* [TASK OBJECTIVE]: Retype all the entries word for word, but omit the pictures.

* [AVAILABLE RECORDS]:
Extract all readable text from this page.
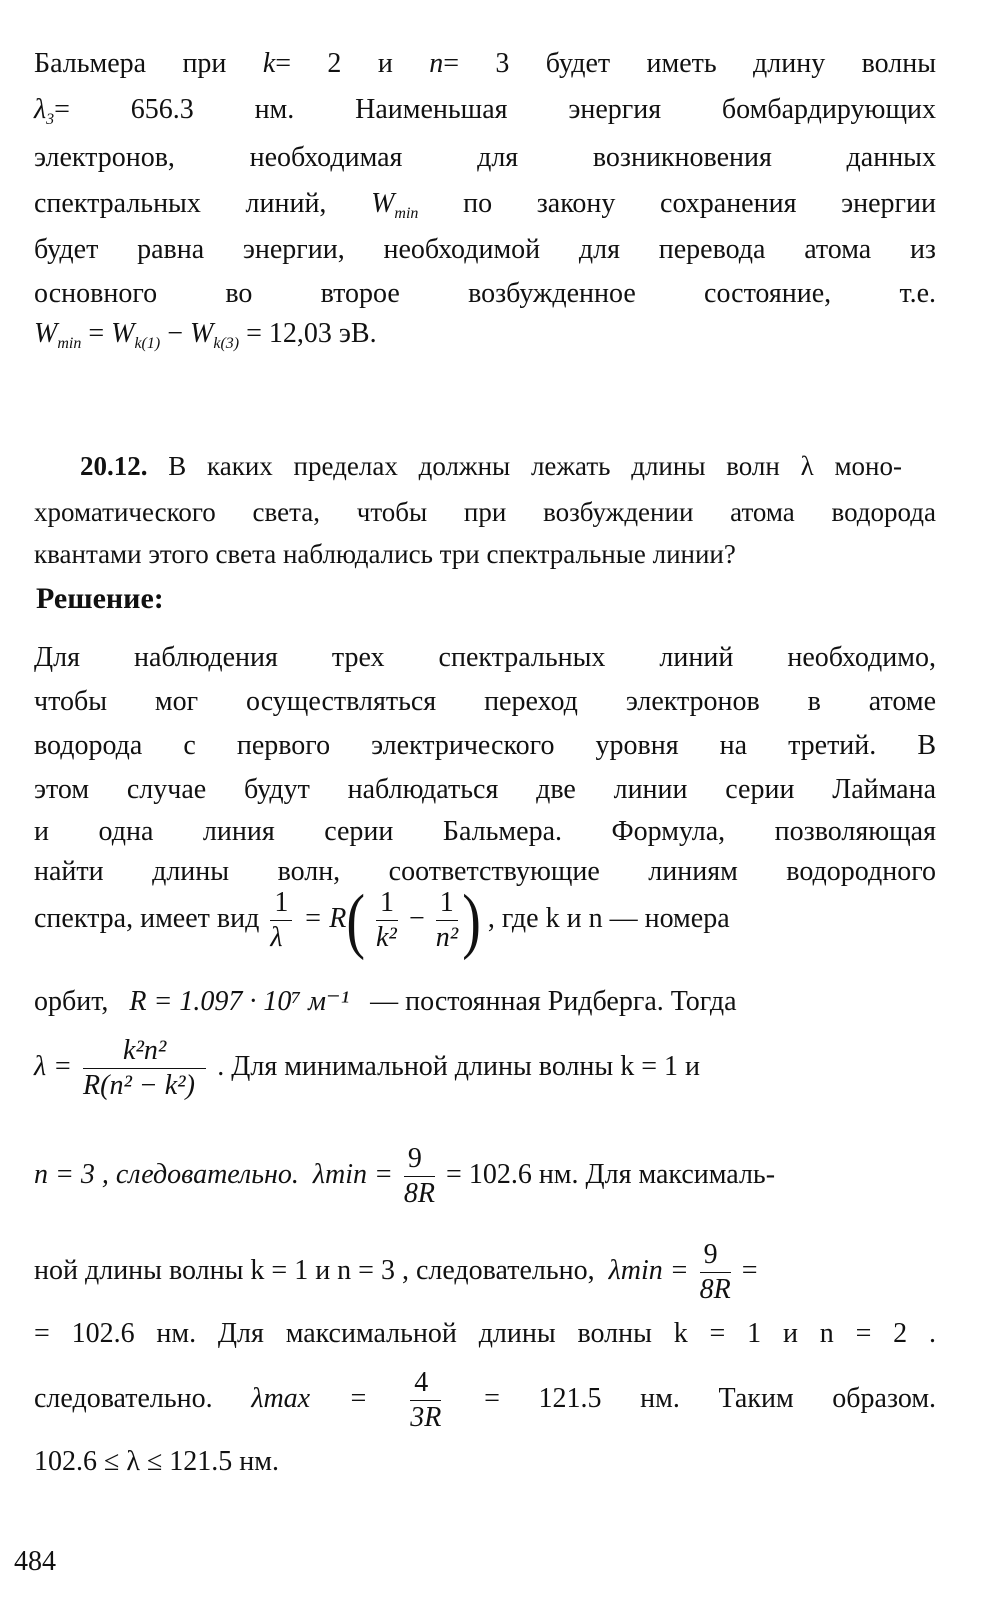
Бальмера при k= 2 и n= 3 будет иметь длину волны
$\lambda_3= 656.3$ нм. Наименьшая энергия бомбардирующих
электронов, необходимая для возникновения данных
спектральных линий, $W_{min}$ по закону сохранения энергии
будет равна энергии, необходимой для перевода атома из
основного во второе возбужденное состояние, т.е.
$W_{min} = W_{k(1)} - W_{k(3)} = 12,03$ эВ.
20.12. В каких пределах должны лежать длины волн λ моно-
хроматического света, чтобы при возбуждении атома водорода
квантами этого света наблюдались три спектральные линии?
Решение:
Для наблюдения трех спектральных линий необходимо,
чтобы мог осуществляться переход электронов в атоме
водорода с первого электрического уровня на третий. В
этом случае будут наблюдаться две линии серии Лаймана
и одна линия серии Бальмера. Формула, позволяющая
найти длины волн, соответствующие линиям водородного
спектра, имеет вид $\frac{1}{\lambda} = R( \frac{1}{\text{k²}} - \frac{1}{\text{n²}}$ ) , где k и n — номера
орбит, R = 1.097 · 10⁷ м⁻¹ — постоянная Ридберга. Тогда
$\lambda = \frac{\text{k²n²}}{\text{R(n² − k²)}}$ . Для минимальной длины волны k = 1 и
n = 3 , следовательно. $\lambda\min = \frac{9}{8R} = 102.6$ нм. Для максималь-
ной длины волны k = 1 и n = 3 , следовательно, $\lambda\min = \frac{9}{8R}$ =
= 102.6 нм. Для максимальной длины волны k = 1 и n = 2 .
следовательно. $\lambda\max = \frac{4}{3R} = 121.5$ нм. Таким образом.
102.6 ≤ λ ≤ 121.5 нм.
484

* [RESPONSE TO THIS TASK]:
Extract all readable text from this page.
Бальмера при k= 2 и n= 3 будет иметь длину волны
$\lambda_3= 656.3$ нм. Наименьшая энергия бомбардирующих
электронов, необходимая для возникновения данных
спектральных линий, $W_{min}$ по закону сохранения энергии
будет равна энергии, необходимой для перевода атома из
основного во второе возбужденное состояние, т.е.
$W_{min} = W_{k(1)} - W_{k(3)} = 12,03$ эВ.
20.12. В каких пределах должны лежать длины волн λ моно-
хроматического света, чтобы при возбуждении атома водорода
квантами этого света наблюдались три спектральные линии?
Решение:
Для наблюдения трех спектральных линий необходимо,
чтобы мог осуществляться переход электронов в атоме
водорода с первого электрического уровня на третий. В
этом случае будут наблюдаться две линии серии Лаймана
и одна линия серии Бальмера. Формула, позволяющая
найти длины волн, соответствующие линиям водородного
спектра, имеет вид $\frac{1}{\lambda} = R( \frac{1}{\text{k²}} - \frac{1}{\text{n²}}$ ) , где k и n — номера
орбит, R = 1.097 · 10⁷ м⁻¹ — постоянная Ридберга. Тогда
$\lambda = \frac{\text{k²n²}}{\text{R(n² − k²)}}$ . Для минимальной длины волны k = 1 и
n = 3 , следовательно. $\lambda\min = \frac{9}{8R} = 102.6$ нм. Для максималь-
ной длины волны k = 1 и n = 3 , следовательно, $\lambda\min = \frac{9}{8R}$ =
= 102.6 нм. Для максимальной длины волны k = 1 и n = 2 .
следовательно. $\lambda\max = \frac{4}{3R} = 121.5$ нм. Таким образом.
102.6 ≤ λ ≤ 121.5 нм.
484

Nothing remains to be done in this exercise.